Mutual Ins. Co., Ltd. v. Murphy

Decision Date01 July 2009
Docket NumberCivil No. 07-11532-PBS.
Citation630 F.Supp.2d 158
PartiesMUTUAL INSURANCE COMPANY, LIMITED, Plaintiff, v. The Honorable Ernest B. MURPHY, Defendant.
CourtU.S. District Court — District of Massachusetts

Stephen J. Brake Nutter, Sarah P. Kelly Nutter, McClennen & Fish, LLP, Elizabeth A. Ritvo, Brown Rudnick Berlack Israels LLP, Boston, MA, for Defendant.

Joseph S. Sano, Prince, Lobel Glovsky & Tye LLP, Boston, MA, for Plaintiff.

MEMORANDUM AND ORDER

SARIS, District Judge.

I. INTRODUCTION

Former state court Judge Ernest B. Murphy alleges that Mutual Insurance Company, Limited ("Mutual") engaged in unfair and deceptive acts in violation of Massachusetts law when it failed to make a prompt offer of settlement to him. Mutual moves for summary judgment on the ground that it owed no duty to effectuate a settlement pursuant to Mass Gen. Laws chs. 176D and 93A because Mutual did not control either the defense or settlement of the claim. Mutual moves for summary judgment on Count I of its complaint seeking a Declaratory Judgment and on Murphy's counterclaim alleging that Mutual violated Mass. Gen. Laws chs. 176D and 93A. After a hearing and review of the submissions, I ALLOW Mutual's motion for summary judgment.

II. BACKGROUND

The following facts are undisputed except where stated.
◆ ◆ ◆ ◆ ◆ ◆ ◆
## The tasks
1) In the court decision, what ruling does the judge make on Mutual's motion for summary judgment?
2) Reproduce the passage of the court decision starting with "Former state court" and going on through "for summary judgment.".

## Dataset rows
◆ ◆ ◆ ◆ ◆ ◆ ◆
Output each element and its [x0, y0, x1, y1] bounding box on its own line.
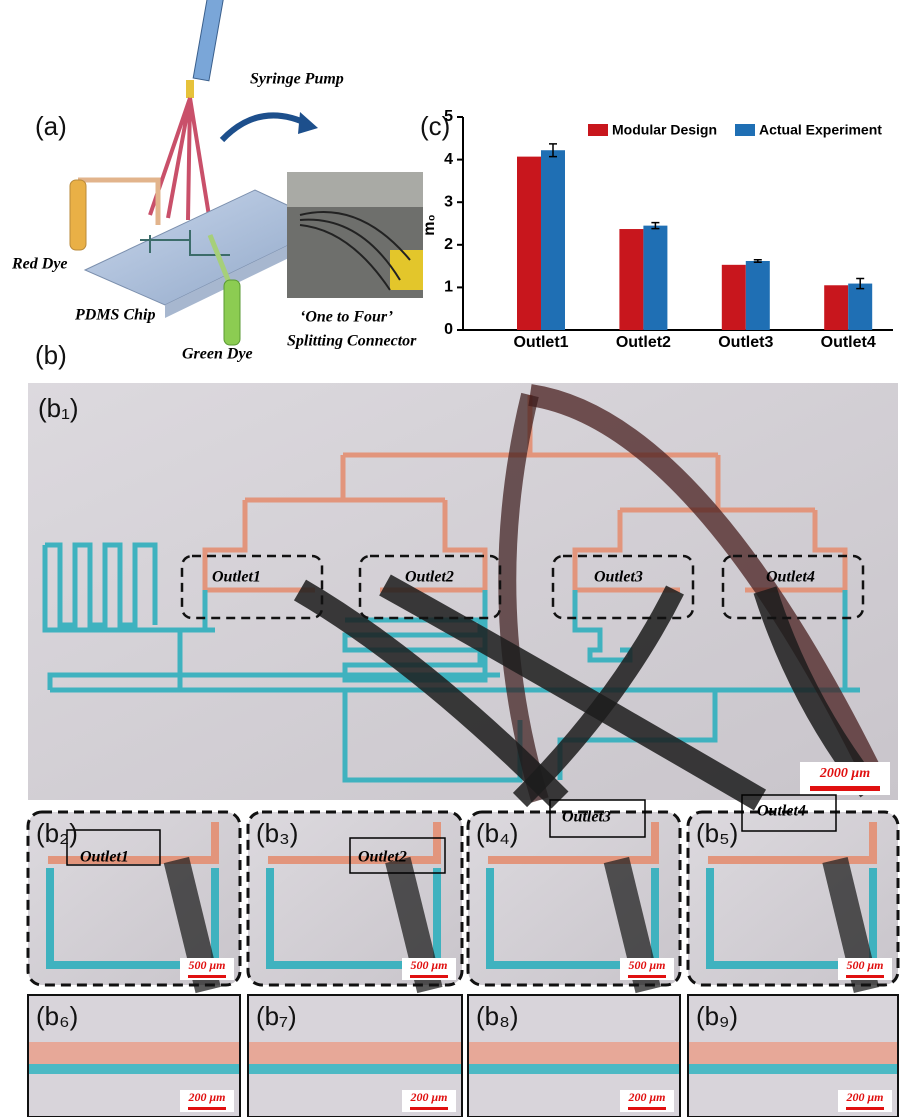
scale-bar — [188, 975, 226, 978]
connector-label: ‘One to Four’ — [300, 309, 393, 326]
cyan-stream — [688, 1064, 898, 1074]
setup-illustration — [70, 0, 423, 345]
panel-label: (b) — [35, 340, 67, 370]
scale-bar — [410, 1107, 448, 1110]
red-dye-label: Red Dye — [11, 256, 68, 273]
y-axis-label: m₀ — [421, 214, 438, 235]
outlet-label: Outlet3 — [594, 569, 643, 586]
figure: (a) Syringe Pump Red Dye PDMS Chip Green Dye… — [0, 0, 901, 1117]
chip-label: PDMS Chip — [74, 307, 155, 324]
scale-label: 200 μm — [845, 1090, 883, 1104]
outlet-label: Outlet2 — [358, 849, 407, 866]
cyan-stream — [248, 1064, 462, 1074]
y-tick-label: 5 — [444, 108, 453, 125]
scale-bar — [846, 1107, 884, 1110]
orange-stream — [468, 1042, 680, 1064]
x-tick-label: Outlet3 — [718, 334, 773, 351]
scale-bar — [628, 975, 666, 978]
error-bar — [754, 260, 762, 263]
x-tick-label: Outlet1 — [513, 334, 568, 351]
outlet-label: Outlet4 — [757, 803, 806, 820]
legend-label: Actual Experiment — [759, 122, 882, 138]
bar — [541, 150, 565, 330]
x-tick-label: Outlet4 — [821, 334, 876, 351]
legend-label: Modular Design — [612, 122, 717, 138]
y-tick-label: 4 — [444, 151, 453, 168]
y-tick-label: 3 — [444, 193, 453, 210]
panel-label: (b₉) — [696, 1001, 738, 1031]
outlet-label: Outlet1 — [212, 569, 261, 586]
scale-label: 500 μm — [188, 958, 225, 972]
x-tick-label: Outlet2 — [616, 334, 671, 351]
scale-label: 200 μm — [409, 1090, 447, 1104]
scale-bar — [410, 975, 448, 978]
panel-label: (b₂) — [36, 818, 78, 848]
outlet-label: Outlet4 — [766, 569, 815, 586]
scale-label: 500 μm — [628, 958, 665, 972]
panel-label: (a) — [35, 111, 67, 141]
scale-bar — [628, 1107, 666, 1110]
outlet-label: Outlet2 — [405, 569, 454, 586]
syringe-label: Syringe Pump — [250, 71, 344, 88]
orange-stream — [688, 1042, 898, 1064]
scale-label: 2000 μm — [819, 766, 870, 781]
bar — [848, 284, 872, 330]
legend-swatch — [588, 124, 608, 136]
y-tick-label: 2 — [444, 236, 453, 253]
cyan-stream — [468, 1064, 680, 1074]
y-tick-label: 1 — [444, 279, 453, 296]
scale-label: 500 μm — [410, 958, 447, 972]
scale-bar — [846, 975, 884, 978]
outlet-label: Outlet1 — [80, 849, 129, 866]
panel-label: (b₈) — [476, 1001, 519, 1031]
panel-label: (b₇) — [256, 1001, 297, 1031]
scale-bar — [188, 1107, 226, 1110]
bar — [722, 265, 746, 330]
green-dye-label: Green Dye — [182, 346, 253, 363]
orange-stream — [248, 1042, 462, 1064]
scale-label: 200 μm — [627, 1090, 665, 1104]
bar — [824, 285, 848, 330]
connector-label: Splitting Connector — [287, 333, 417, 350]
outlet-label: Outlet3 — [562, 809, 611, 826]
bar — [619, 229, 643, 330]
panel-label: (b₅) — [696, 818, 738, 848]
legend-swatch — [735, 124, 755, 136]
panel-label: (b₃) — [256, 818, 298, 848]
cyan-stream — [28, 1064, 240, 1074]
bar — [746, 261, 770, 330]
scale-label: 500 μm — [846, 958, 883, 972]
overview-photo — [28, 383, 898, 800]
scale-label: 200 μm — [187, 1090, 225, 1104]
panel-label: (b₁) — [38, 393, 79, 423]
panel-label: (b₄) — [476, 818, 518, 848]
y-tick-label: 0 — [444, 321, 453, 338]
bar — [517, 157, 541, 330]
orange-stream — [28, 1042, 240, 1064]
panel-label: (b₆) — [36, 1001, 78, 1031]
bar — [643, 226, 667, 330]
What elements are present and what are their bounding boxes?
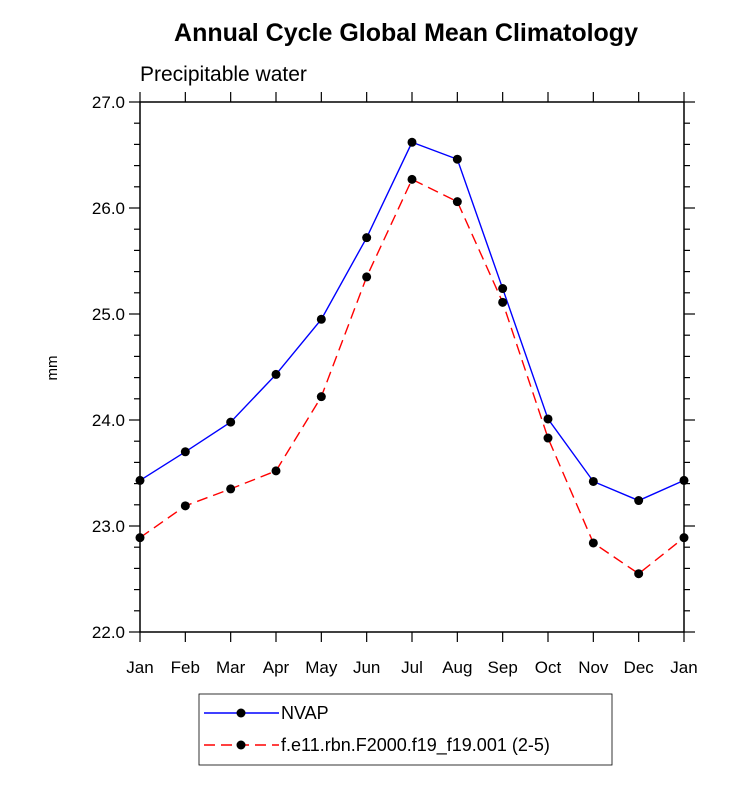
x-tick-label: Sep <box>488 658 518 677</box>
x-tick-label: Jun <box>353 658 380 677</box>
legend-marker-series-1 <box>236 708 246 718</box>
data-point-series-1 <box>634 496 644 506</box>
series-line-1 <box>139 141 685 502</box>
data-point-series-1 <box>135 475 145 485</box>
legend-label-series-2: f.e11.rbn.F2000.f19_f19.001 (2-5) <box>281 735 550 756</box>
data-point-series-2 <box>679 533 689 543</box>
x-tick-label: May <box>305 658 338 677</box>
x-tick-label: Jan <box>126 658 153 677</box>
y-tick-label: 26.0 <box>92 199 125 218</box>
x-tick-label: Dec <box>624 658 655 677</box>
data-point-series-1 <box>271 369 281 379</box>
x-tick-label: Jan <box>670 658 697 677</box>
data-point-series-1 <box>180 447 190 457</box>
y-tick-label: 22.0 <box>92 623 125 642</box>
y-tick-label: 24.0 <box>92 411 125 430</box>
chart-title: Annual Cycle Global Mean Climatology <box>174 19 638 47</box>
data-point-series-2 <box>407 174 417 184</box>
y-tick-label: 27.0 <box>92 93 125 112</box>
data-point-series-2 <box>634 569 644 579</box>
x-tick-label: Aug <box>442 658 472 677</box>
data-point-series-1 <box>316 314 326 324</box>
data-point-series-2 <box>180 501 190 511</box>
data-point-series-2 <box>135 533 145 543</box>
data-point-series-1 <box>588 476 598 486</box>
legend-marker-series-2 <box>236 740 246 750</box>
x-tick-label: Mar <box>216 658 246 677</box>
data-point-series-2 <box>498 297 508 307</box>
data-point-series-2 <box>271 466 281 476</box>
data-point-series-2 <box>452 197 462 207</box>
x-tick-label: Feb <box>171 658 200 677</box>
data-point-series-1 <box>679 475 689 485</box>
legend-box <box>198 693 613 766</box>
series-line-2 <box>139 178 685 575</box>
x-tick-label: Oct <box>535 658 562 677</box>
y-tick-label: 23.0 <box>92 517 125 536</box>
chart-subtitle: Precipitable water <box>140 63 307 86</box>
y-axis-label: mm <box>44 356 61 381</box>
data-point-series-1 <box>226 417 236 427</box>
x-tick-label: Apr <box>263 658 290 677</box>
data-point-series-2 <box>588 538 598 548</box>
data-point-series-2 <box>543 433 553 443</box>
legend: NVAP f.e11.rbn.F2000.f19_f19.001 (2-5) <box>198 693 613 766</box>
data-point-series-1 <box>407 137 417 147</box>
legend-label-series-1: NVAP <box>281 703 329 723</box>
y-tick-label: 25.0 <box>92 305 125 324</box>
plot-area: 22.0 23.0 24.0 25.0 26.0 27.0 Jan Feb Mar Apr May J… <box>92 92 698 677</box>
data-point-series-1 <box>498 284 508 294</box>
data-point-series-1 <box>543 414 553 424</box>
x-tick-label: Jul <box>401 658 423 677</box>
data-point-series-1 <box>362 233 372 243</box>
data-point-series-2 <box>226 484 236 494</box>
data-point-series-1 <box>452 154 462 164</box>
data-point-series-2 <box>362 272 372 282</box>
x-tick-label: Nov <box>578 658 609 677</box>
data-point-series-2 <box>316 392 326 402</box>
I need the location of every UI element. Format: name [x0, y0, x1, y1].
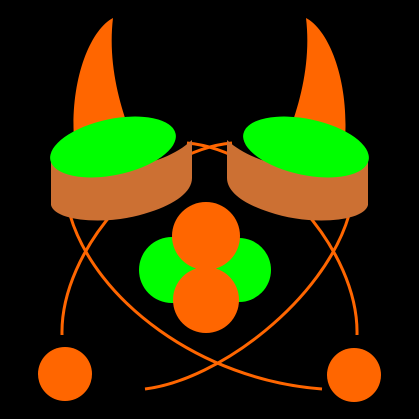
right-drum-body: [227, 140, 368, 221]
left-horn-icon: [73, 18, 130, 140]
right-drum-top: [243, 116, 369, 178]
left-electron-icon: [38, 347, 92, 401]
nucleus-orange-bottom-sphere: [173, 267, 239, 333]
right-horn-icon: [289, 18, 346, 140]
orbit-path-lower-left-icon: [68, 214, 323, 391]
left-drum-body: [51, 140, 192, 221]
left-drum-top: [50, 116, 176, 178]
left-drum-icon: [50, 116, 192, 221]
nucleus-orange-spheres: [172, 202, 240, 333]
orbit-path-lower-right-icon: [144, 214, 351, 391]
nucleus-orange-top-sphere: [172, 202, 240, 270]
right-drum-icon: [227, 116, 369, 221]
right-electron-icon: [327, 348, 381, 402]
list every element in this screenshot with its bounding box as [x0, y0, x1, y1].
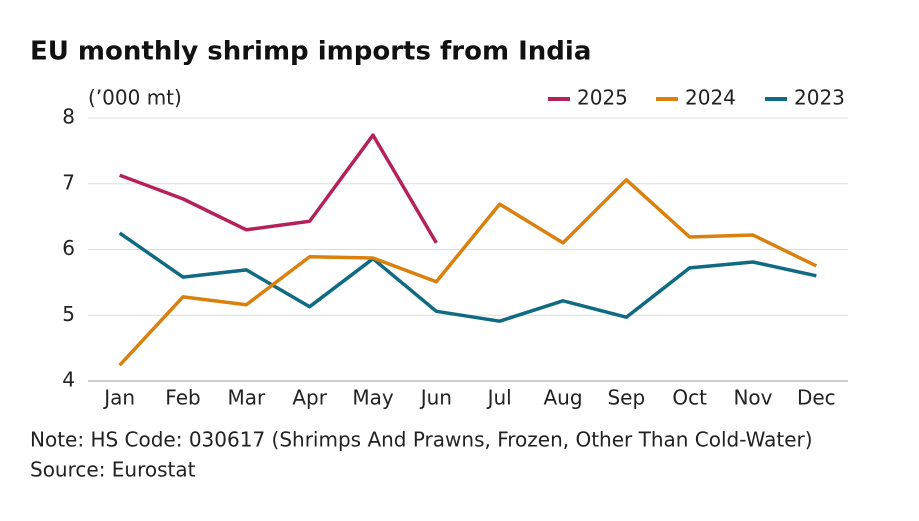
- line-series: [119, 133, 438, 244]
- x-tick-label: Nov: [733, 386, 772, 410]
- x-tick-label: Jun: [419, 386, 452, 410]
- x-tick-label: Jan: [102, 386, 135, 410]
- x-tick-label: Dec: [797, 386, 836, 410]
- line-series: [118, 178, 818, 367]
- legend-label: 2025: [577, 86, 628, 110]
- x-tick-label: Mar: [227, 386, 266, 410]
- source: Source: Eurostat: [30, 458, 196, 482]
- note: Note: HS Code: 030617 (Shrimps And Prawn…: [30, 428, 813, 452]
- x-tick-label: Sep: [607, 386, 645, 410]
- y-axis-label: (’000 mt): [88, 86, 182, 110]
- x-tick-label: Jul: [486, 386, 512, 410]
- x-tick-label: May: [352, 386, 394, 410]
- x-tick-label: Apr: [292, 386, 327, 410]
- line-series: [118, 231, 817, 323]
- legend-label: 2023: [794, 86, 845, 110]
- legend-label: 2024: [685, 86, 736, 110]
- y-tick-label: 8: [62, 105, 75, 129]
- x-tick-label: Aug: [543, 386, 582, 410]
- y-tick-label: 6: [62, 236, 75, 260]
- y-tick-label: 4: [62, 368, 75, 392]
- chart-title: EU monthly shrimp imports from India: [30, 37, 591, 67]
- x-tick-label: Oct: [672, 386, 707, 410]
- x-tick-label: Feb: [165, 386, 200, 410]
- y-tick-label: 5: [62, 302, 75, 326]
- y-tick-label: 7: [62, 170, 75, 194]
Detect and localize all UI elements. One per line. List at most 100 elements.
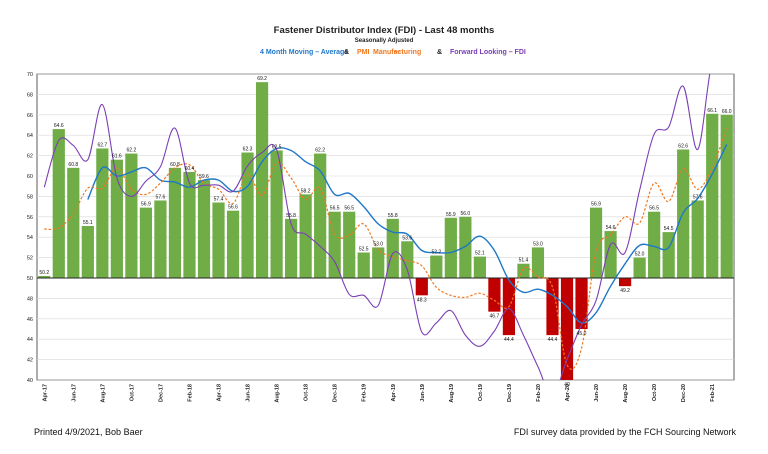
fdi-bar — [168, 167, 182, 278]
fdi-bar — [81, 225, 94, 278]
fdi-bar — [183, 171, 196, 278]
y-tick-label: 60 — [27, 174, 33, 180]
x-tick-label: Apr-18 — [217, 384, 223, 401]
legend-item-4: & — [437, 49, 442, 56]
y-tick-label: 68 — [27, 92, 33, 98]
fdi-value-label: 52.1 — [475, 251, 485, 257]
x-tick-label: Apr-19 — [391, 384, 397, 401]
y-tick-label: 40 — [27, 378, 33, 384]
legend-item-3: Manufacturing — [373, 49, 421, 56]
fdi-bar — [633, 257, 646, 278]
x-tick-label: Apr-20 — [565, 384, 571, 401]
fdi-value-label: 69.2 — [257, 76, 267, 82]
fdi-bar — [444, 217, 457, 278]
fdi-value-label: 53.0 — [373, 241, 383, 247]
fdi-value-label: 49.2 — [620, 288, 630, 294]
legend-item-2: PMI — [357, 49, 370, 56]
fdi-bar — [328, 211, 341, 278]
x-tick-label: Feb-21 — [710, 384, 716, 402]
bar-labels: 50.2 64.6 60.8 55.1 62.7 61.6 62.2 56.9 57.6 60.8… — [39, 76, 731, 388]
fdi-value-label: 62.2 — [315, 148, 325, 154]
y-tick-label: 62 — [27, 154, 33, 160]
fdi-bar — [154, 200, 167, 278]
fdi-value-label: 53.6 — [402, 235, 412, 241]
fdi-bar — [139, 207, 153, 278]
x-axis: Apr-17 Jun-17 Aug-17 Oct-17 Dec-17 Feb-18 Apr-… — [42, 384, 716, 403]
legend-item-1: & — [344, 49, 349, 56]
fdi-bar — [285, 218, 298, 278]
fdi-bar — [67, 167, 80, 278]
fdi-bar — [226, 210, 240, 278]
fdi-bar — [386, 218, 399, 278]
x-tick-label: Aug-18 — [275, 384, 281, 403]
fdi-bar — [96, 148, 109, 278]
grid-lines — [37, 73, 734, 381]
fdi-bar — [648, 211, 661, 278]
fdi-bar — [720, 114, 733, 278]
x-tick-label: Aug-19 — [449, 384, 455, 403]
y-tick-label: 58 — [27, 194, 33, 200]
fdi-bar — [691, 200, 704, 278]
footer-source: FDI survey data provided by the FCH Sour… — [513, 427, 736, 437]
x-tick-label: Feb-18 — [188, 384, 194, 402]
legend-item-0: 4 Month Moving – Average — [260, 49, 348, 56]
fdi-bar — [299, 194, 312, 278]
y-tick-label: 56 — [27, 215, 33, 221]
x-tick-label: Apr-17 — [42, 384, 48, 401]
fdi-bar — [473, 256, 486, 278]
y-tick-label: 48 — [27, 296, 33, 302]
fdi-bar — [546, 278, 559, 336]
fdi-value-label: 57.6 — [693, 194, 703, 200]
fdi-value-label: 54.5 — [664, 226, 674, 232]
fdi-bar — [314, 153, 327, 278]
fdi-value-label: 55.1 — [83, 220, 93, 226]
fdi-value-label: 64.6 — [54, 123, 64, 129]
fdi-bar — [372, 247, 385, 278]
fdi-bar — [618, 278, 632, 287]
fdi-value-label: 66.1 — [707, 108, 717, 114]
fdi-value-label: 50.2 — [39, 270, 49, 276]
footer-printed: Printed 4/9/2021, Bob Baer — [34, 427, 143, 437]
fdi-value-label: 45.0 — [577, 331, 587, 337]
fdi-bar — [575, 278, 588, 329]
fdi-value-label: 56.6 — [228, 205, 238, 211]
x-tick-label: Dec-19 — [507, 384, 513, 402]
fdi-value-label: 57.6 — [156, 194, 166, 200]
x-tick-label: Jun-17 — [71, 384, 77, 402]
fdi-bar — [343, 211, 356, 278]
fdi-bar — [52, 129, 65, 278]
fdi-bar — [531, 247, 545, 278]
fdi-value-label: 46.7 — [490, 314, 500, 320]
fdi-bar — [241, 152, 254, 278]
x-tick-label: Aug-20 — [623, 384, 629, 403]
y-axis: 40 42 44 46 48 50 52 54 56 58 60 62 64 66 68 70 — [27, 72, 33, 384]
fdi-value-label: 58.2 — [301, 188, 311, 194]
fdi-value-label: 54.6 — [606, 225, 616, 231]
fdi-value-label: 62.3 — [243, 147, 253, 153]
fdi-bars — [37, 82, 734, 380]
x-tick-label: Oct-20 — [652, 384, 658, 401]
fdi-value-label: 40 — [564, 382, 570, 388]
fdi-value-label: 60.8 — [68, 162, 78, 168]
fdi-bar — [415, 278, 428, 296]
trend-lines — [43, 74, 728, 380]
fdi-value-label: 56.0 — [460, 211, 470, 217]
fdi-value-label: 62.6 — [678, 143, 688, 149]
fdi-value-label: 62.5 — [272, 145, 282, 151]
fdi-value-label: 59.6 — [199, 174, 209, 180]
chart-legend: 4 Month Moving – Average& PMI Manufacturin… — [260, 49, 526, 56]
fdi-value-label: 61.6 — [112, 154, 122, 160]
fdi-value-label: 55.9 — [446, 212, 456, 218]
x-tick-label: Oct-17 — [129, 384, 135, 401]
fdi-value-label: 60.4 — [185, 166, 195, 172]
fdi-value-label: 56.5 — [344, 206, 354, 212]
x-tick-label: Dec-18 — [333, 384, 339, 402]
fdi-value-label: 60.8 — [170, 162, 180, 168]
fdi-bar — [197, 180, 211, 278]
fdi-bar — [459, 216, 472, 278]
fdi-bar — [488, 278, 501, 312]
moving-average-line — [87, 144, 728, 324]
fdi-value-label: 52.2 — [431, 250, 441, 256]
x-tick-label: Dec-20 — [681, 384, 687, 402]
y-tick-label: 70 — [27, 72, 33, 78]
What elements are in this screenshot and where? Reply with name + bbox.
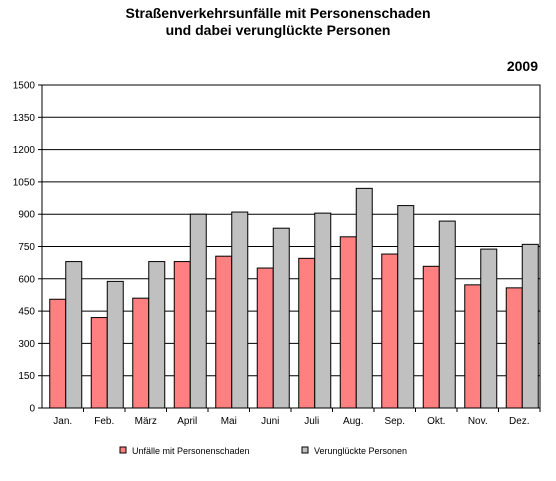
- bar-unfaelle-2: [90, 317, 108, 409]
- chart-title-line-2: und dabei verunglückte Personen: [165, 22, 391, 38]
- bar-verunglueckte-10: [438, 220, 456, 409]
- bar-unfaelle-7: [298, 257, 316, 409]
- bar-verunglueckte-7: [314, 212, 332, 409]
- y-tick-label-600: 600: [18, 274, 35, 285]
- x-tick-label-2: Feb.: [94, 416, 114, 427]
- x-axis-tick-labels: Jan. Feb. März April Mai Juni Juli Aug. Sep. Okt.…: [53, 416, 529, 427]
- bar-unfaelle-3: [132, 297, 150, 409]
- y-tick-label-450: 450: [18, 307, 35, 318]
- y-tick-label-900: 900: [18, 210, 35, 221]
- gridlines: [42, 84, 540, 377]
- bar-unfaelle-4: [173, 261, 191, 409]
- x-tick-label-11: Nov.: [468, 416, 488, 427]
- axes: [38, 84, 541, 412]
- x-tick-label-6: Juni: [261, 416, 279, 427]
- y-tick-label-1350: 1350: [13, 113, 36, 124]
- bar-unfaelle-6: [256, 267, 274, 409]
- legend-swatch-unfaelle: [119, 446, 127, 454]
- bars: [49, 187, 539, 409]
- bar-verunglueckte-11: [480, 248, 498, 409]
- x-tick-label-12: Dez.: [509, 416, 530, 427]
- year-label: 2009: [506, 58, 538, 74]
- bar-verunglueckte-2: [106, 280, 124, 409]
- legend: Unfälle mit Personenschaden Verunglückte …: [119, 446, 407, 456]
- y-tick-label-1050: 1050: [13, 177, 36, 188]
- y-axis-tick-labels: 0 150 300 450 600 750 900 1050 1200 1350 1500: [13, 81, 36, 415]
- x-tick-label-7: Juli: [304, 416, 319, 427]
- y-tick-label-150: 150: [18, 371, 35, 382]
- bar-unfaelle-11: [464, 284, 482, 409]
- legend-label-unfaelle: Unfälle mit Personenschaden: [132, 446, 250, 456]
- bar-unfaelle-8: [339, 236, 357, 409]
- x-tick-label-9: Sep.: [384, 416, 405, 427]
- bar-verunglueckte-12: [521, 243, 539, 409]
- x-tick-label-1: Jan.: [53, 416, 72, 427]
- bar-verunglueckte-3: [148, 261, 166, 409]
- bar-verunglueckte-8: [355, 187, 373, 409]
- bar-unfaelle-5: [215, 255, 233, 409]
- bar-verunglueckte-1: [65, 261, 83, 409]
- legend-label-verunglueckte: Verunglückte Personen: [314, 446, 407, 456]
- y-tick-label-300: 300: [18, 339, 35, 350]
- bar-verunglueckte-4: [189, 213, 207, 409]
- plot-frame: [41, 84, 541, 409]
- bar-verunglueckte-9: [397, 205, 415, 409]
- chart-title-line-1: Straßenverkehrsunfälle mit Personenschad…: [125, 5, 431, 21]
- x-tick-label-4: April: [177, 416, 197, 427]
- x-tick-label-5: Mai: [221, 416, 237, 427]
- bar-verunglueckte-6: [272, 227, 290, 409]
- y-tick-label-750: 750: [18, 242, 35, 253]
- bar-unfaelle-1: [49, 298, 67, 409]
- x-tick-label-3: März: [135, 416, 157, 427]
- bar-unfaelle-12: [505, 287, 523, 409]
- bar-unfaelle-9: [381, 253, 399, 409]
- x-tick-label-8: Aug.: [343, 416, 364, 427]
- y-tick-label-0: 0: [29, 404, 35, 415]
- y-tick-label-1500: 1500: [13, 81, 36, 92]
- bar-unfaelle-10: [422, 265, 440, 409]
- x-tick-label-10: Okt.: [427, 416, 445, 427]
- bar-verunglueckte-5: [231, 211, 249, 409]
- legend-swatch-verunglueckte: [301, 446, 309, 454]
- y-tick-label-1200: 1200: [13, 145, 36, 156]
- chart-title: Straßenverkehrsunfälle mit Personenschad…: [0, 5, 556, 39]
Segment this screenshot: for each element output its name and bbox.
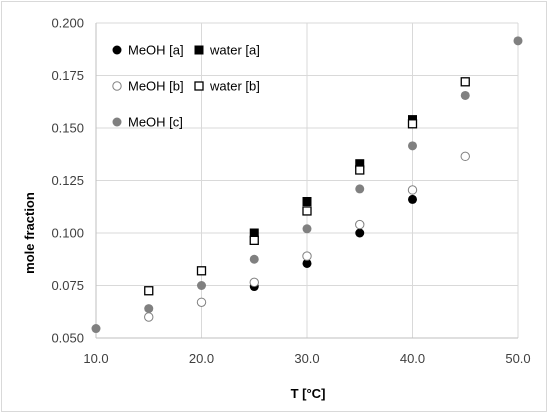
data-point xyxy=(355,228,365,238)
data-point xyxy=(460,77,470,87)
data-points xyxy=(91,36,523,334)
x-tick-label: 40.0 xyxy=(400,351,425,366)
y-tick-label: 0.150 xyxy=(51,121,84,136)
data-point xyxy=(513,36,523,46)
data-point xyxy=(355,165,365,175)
◆ ◆ ◆ ◆ ◆ ◆ ◆
## Expected responses
1) The judge allows Mutual's motion for summary judgment.

2)
Former state court Judge Ernest B. Murphy alleges that Mutual Insurance Company, Limited ("Mutual") engaged in unfair and deceptive acts in violation of Massachusetts law when it failed to make a prompt offer of settlement to him. Mutual moves for summary judgment on the ground that it owed no duty to effectuate a settlement pursuant to Mass Gen. Laws chs. 176D and 93A because Mutual did not control either the defense or settlement of the claim. Mutual moves for summary judgment on Count I of its complaint seeking a Declaratory Judgment and on Murphy's counterclaim alleging that Mutual violated Mass. Gen. Laws chs. 176D and 93A. After a hearing and review of the submissions, I ALLOW Mutual's motion for summary judgment.